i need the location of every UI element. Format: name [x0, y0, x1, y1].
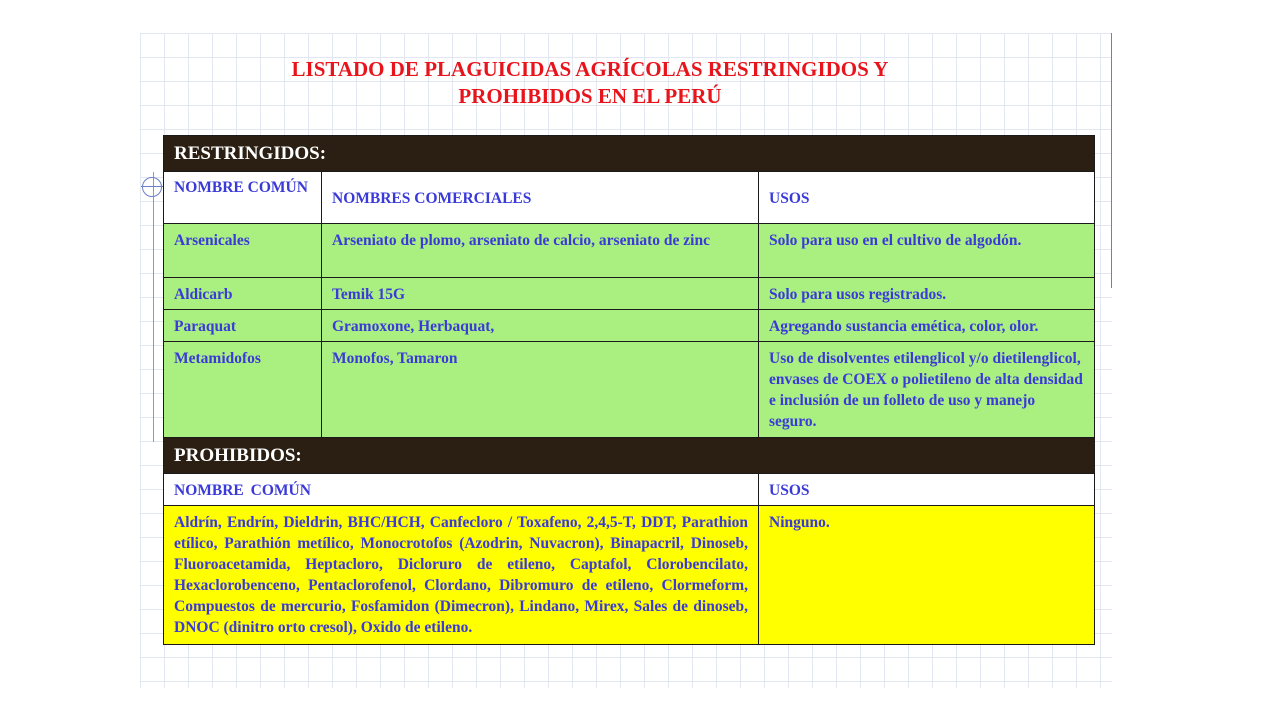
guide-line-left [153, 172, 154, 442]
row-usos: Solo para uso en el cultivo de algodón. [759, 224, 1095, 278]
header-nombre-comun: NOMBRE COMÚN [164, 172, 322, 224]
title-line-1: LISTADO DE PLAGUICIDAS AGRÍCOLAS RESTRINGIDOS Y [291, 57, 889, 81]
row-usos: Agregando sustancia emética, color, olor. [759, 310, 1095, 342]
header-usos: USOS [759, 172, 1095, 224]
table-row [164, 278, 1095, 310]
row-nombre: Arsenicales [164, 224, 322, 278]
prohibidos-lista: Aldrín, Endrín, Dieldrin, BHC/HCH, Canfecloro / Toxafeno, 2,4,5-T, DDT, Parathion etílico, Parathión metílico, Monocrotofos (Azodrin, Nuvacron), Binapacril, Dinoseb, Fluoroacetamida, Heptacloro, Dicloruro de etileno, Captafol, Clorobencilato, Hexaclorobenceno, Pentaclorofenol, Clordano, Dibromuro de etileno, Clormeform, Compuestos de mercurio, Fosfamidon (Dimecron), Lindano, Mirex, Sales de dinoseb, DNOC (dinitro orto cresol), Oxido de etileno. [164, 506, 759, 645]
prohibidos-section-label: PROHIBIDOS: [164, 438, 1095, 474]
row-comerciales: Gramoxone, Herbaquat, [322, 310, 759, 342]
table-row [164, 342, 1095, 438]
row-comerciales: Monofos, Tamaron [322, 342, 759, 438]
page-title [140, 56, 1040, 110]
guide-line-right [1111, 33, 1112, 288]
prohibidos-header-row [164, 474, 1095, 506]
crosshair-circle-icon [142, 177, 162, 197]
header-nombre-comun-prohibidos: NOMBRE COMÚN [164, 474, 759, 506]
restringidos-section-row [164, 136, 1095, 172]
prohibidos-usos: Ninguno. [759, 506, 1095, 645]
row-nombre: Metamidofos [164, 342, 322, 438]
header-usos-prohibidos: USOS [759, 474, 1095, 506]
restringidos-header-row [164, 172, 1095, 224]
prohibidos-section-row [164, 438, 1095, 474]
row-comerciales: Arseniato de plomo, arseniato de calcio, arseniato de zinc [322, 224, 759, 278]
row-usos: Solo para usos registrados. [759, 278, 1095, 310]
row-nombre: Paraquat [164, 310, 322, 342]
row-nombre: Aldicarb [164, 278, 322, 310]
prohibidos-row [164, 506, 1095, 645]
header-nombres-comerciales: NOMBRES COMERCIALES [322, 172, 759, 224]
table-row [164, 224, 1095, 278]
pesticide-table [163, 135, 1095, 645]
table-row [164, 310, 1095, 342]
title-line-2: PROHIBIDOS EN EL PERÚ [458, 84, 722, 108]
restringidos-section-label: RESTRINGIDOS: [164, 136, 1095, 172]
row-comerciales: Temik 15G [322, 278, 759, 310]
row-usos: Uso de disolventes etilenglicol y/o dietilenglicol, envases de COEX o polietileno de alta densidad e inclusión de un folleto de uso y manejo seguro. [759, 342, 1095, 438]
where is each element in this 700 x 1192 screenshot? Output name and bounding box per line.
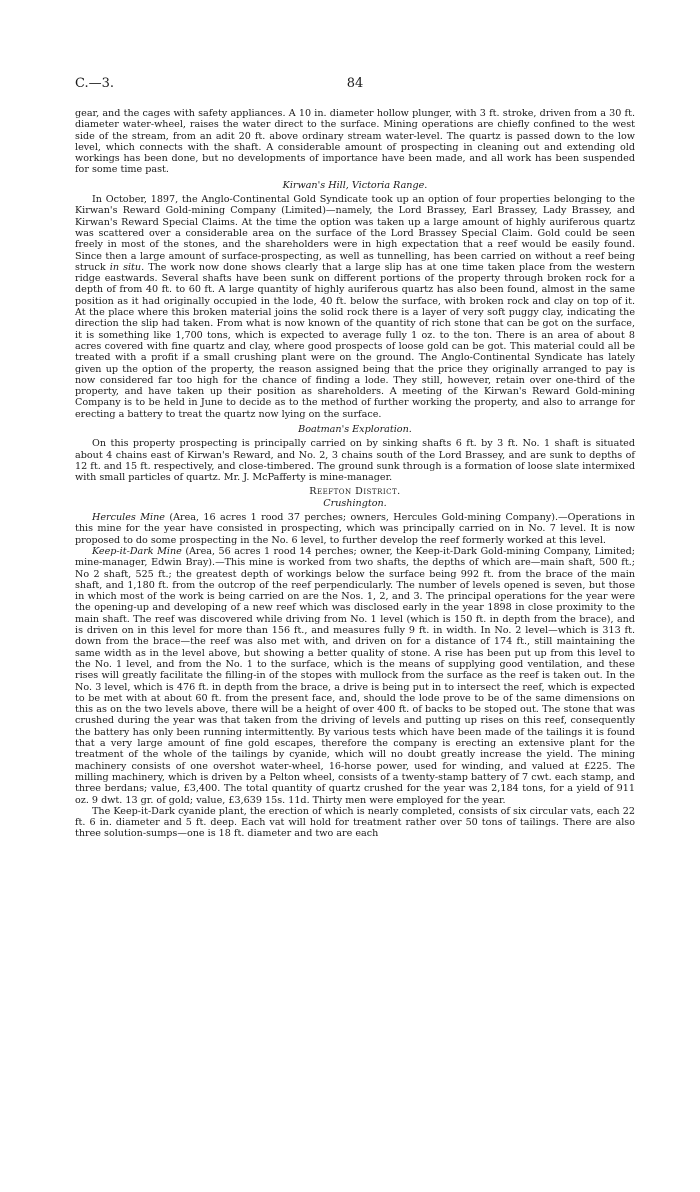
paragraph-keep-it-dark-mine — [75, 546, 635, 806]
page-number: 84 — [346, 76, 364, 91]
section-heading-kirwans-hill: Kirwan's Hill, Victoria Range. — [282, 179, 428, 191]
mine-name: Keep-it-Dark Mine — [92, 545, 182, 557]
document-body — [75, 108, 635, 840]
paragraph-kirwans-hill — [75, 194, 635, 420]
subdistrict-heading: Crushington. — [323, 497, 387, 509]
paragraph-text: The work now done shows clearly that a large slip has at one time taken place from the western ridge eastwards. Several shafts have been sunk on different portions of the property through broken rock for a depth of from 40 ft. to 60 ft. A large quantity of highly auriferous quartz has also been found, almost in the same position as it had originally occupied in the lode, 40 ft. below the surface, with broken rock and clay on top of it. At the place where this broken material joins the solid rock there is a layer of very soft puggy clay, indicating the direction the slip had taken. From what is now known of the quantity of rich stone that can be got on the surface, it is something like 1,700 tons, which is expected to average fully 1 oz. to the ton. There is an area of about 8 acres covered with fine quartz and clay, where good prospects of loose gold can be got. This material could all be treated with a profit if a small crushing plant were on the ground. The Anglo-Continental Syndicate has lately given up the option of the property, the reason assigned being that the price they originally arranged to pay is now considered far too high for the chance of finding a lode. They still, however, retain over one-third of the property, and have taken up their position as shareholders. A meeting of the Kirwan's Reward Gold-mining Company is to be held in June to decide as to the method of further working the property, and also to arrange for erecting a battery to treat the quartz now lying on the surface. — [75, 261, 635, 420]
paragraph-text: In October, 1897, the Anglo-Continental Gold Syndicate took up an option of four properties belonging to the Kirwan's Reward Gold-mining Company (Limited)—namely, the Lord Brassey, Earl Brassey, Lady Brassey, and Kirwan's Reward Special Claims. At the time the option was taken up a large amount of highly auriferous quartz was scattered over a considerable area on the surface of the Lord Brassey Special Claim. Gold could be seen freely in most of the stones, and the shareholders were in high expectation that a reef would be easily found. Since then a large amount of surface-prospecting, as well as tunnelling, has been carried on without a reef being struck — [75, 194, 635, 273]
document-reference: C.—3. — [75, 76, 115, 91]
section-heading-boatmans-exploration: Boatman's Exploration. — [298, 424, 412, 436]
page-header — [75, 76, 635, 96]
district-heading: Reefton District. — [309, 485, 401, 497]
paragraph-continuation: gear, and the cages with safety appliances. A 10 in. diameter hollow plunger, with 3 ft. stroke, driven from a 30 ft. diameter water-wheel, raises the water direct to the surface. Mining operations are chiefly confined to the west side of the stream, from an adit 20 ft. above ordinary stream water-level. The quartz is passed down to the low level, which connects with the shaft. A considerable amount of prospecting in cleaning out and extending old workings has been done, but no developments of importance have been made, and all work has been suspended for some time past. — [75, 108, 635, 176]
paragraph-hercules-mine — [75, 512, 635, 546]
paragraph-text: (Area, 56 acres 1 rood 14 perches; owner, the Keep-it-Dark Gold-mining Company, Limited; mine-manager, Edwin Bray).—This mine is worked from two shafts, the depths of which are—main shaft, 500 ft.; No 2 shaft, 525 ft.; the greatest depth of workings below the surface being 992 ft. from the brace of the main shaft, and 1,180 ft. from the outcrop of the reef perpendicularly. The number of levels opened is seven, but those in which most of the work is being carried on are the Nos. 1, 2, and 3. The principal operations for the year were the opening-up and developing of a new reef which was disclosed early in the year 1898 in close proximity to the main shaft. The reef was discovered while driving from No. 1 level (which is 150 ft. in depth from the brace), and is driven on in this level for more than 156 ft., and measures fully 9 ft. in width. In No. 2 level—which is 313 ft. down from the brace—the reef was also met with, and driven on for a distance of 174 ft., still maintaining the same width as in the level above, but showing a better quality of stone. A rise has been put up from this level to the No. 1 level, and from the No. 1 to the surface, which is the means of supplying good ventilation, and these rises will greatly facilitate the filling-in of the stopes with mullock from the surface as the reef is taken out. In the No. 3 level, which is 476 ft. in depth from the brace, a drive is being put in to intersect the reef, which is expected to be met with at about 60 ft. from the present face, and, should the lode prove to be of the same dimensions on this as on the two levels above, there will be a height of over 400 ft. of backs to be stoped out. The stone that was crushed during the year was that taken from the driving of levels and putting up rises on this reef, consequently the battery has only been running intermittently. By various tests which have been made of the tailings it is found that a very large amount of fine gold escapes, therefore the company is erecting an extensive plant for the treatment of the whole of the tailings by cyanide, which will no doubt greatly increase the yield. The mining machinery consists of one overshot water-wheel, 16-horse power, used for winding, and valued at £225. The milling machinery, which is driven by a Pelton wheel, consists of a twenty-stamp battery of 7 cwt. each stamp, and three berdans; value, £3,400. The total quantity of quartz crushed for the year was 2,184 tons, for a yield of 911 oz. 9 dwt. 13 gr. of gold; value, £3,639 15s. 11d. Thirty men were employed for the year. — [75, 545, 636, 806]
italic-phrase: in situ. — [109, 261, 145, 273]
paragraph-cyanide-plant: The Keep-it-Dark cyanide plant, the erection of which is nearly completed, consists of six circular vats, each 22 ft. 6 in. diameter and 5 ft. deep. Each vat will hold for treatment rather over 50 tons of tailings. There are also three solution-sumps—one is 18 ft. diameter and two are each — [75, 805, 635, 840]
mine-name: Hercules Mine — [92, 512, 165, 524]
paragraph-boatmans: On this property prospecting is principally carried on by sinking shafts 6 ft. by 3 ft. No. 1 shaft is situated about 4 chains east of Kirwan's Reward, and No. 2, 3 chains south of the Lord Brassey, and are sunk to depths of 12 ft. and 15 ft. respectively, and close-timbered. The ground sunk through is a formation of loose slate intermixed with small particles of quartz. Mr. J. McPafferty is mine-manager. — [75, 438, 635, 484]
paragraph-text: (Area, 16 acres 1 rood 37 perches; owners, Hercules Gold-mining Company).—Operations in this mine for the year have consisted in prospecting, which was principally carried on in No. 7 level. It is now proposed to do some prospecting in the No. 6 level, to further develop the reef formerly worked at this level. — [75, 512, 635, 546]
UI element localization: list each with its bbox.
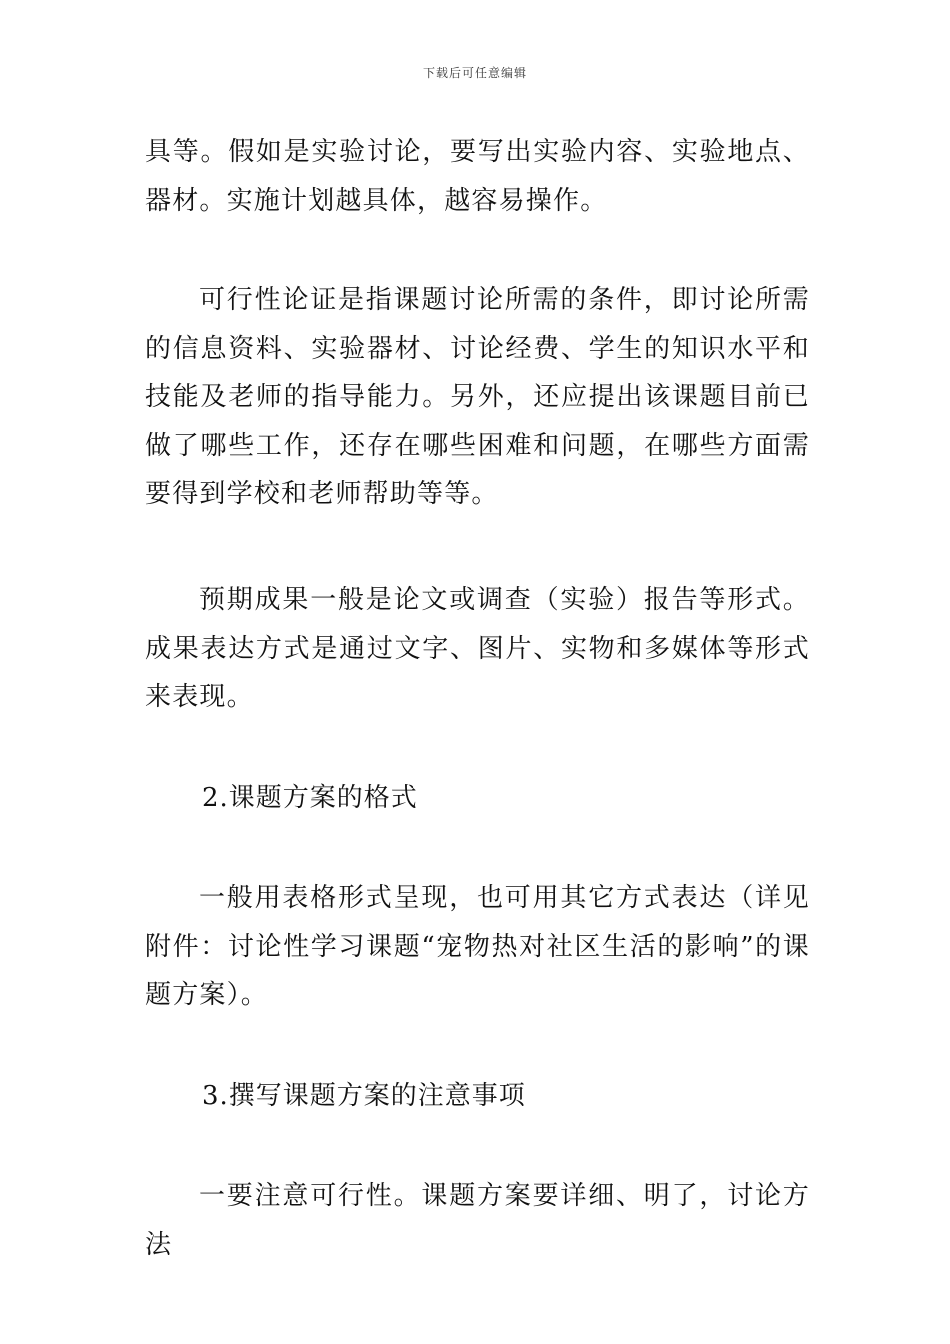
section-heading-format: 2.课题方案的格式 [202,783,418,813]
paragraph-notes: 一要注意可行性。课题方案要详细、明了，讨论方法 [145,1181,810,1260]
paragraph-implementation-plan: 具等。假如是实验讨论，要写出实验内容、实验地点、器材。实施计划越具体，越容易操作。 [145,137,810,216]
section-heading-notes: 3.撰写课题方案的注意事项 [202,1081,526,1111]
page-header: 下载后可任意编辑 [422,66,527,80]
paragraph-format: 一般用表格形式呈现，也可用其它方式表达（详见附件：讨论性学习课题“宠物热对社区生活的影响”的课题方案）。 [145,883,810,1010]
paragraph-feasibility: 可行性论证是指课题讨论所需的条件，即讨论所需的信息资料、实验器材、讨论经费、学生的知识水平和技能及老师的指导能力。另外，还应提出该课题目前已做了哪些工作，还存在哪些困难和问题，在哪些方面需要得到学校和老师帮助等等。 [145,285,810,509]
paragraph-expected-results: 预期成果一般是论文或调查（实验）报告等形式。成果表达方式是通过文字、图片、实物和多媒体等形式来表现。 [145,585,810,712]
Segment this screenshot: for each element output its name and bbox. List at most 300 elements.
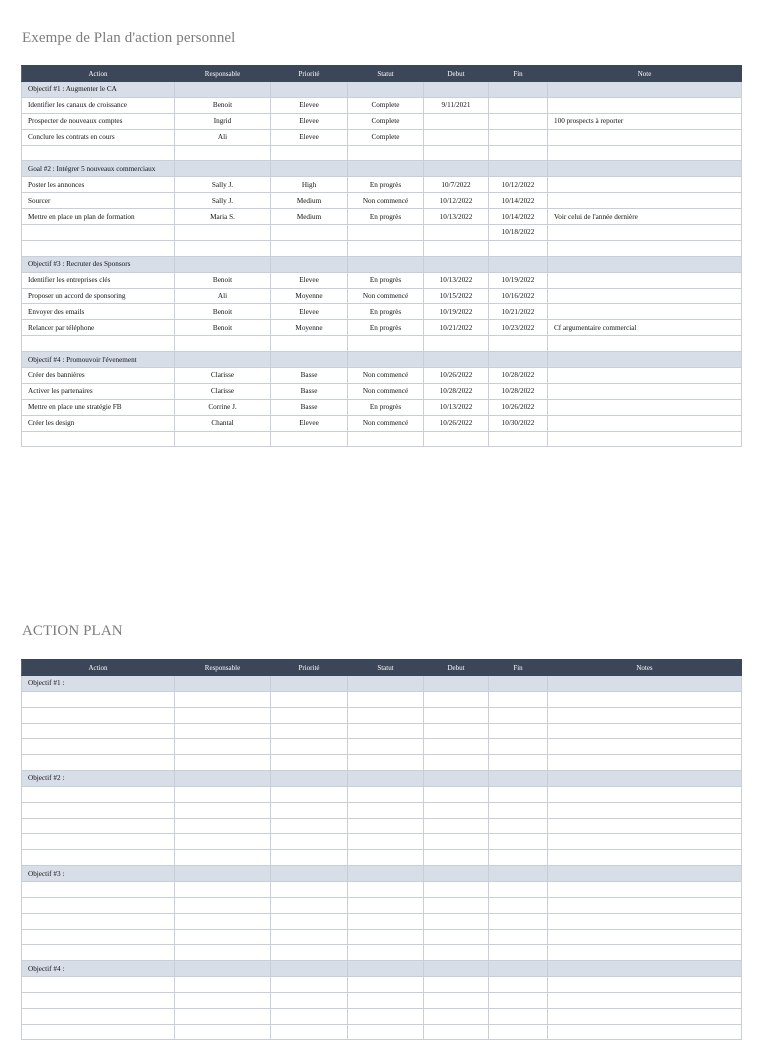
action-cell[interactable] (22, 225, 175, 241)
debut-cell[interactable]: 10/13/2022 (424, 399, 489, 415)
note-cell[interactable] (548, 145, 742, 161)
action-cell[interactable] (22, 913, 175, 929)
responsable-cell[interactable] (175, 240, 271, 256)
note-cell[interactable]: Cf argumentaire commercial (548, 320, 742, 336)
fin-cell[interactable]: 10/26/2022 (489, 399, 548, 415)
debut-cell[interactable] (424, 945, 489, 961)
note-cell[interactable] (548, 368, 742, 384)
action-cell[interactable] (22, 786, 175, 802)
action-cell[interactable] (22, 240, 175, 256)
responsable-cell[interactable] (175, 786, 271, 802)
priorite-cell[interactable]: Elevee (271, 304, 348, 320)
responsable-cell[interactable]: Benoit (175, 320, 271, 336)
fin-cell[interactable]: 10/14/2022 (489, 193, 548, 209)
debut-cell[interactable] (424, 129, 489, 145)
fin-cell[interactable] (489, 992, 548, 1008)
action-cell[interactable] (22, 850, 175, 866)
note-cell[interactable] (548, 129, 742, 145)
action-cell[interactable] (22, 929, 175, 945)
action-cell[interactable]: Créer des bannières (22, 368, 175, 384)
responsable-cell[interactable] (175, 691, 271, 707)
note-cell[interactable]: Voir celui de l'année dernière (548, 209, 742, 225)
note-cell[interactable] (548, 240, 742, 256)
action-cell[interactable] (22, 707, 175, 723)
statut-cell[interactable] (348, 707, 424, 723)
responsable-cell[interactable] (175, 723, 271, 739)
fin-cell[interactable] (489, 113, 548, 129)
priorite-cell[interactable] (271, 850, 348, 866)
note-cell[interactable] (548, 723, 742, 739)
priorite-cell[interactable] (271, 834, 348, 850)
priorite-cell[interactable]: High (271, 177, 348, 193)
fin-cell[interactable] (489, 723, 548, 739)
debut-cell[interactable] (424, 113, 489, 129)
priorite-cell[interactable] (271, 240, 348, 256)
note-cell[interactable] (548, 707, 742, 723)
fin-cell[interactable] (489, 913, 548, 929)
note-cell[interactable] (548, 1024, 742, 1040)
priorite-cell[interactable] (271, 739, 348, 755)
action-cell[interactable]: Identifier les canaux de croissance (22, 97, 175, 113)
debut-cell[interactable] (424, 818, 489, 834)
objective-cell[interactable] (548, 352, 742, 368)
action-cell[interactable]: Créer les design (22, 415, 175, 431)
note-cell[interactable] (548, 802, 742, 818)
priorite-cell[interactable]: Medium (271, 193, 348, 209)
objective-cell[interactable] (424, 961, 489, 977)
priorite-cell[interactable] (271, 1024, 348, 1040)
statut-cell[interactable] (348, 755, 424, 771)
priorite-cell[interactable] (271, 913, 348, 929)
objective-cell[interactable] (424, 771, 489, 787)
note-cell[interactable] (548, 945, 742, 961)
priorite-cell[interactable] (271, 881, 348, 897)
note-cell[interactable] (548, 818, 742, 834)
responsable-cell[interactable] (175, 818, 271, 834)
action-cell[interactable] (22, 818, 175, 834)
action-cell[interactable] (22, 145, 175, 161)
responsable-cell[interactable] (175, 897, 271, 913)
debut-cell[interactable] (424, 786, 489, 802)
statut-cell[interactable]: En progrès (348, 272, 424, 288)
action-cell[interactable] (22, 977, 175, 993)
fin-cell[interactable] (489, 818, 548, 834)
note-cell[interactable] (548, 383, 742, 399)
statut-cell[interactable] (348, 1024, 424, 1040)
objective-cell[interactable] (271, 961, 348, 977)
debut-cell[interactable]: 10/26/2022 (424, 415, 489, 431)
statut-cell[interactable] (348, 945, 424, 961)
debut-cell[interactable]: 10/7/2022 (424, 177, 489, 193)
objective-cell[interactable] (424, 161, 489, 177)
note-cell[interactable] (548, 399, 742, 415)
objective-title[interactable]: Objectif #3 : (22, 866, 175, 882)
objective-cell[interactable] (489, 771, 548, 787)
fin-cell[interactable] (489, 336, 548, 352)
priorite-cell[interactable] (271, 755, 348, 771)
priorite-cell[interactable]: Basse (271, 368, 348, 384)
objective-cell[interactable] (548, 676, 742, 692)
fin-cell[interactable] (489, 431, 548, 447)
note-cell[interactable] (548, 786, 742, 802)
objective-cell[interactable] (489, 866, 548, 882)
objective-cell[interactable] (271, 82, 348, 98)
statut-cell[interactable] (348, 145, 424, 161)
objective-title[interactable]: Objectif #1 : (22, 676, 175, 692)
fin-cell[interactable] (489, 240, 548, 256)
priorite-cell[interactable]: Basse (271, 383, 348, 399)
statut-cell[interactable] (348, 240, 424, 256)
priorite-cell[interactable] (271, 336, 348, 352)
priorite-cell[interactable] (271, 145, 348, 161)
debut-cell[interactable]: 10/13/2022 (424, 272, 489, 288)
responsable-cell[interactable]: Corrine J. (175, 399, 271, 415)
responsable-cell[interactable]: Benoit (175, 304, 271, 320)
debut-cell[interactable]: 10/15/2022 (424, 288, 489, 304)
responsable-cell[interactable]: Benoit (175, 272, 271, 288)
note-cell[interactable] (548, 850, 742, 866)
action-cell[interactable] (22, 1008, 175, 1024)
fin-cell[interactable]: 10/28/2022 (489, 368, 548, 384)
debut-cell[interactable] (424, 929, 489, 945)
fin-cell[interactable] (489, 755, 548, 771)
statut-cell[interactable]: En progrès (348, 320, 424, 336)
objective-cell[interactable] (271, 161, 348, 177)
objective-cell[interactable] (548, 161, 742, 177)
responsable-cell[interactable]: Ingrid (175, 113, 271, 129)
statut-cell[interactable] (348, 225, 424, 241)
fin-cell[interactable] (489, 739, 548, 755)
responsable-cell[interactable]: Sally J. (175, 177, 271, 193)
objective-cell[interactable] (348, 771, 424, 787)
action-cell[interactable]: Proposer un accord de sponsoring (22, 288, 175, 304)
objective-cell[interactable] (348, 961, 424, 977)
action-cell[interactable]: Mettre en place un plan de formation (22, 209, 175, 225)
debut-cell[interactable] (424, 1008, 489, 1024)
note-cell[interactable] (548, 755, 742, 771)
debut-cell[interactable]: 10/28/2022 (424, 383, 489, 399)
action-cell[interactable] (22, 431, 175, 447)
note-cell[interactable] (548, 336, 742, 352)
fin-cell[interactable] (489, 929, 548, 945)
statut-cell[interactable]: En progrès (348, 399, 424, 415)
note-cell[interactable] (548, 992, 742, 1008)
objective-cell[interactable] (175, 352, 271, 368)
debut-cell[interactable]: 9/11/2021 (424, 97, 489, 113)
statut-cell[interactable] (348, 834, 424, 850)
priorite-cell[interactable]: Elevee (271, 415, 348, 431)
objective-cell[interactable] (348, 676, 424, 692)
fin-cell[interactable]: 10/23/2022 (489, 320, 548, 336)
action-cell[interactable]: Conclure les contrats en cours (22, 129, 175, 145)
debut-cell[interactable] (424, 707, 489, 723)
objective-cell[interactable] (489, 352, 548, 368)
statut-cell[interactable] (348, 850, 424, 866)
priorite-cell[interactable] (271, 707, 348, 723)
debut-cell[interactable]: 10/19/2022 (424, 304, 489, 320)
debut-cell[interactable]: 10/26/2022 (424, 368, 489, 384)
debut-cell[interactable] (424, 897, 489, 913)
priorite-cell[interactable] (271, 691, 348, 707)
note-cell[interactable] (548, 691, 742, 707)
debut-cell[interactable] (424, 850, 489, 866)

# WHAT YOU ARE ASKED TO DO:
Copy out the lines above word for word, from the line containing "section-heading-format: 2.课题方案的格式 [202,783,418,813]" through the line containing "Segment this screenshot: for", including both.

# SOLUTION FOR THIS EXERCISE:
section-heading-format: 2.课题方案的格式 [202,783,418,813]
paragraph-notes: 一要注意可行性。课题方案要详细、明了，讨论方法 [145,1181,810,1260]
paragraph-implementation-plan: 具等。假如是实验讨论，要写出实验内容、实验地点、器材。实施计划越具体，越容易操作。 [145,137,810,216]
section-heading-notes: 3.撰写课题方案的注意事项 [202,1081,526,1111]
page-header: 下载后可任意编辑 [422,66,527,80]
paragraph-format: 一般用表格形式呈现，也可用其它方式表达（详见附件：讨论性学习课题“宠物热对社区生活的影响”的课题方案）。 [145,883,810,1010]
paragraph-feasibility: 可行性论证是指课题讨论所需的条件，即讨论所需的信息资料、实验器材、讨论经费、学生的知识水平和技能及老师的指导能力。另外，还应提出该课题目前已做了哪些工作，还存在哪些困难和问题，在哪些方面需要得到学校和老师帮助等等。 [145,285,810,509]
paragraph-expected-results: 预期成果一般是论文或调查（实验）报告等形式。成果表达方式是通过文字、图片、实物和多媒体等形式来表现。 [145,585,810,712]
Segment this screenshot: for each element output its name and bbox. List at most 300 elements.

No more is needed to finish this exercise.